** START SUPPLIED RECORDS **

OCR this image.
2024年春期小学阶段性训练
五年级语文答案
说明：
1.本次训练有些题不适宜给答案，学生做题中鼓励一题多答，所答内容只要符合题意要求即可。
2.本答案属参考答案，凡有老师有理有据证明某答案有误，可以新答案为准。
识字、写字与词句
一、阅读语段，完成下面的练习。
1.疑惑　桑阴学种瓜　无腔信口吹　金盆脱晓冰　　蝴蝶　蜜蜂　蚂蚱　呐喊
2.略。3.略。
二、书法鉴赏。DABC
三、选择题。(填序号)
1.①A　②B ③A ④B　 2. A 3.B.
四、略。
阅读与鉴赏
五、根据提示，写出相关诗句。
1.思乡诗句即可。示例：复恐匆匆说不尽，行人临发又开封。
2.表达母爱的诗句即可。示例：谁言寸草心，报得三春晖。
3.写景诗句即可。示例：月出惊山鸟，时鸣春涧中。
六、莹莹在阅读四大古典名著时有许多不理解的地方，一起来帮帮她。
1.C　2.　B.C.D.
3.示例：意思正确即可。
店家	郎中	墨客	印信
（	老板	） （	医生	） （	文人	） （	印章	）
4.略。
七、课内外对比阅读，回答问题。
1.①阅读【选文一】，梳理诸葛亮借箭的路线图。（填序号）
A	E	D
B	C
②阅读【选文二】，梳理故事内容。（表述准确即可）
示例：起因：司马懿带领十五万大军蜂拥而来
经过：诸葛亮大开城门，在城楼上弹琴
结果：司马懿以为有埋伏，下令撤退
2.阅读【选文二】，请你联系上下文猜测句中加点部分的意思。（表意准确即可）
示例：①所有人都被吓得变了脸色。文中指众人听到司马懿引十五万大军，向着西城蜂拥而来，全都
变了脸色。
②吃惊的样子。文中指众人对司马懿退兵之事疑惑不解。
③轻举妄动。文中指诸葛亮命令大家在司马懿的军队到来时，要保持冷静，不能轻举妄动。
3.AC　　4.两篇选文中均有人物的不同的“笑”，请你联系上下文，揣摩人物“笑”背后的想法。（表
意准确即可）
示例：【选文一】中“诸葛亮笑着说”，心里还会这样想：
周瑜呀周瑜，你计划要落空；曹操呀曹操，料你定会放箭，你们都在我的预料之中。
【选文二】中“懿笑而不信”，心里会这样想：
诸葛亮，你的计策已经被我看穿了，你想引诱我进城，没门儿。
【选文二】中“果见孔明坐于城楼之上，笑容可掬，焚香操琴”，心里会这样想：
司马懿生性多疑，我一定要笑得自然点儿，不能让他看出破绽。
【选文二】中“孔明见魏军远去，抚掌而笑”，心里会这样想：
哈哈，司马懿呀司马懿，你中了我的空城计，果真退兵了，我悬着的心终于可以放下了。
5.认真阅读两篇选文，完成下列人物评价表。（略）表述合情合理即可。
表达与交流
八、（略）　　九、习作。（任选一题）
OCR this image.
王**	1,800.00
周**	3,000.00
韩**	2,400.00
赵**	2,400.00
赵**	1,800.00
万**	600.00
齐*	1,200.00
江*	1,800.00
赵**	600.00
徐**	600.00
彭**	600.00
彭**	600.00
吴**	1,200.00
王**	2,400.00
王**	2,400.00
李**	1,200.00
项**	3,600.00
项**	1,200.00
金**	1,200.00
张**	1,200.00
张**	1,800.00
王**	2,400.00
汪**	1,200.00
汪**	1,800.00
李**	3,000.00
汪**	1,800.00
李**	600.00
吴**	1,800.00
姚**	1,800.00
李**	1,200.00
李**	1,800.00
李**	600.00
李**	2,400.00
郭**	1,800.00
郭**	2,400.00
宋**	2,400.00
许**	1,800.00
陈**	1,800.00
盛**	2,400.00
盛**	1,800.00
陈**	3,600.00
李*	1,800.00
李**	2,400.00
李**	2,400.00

** END SUPPLIED RECORDS **

◆ BRIEF: Look through the listing above. Pick out each line with "心里会这样想" and copy it.

◆ ANSWER IN FULL:
【选文二】中“懿笑而不信”，心里会这样想：
【选文二】中“果见孔明坐于城楼之上，笑容可掬，焚香操琴”，心里会这样想：
【选文二】中“孔明见魏军远去，抚掌而笑”，心里会这样想：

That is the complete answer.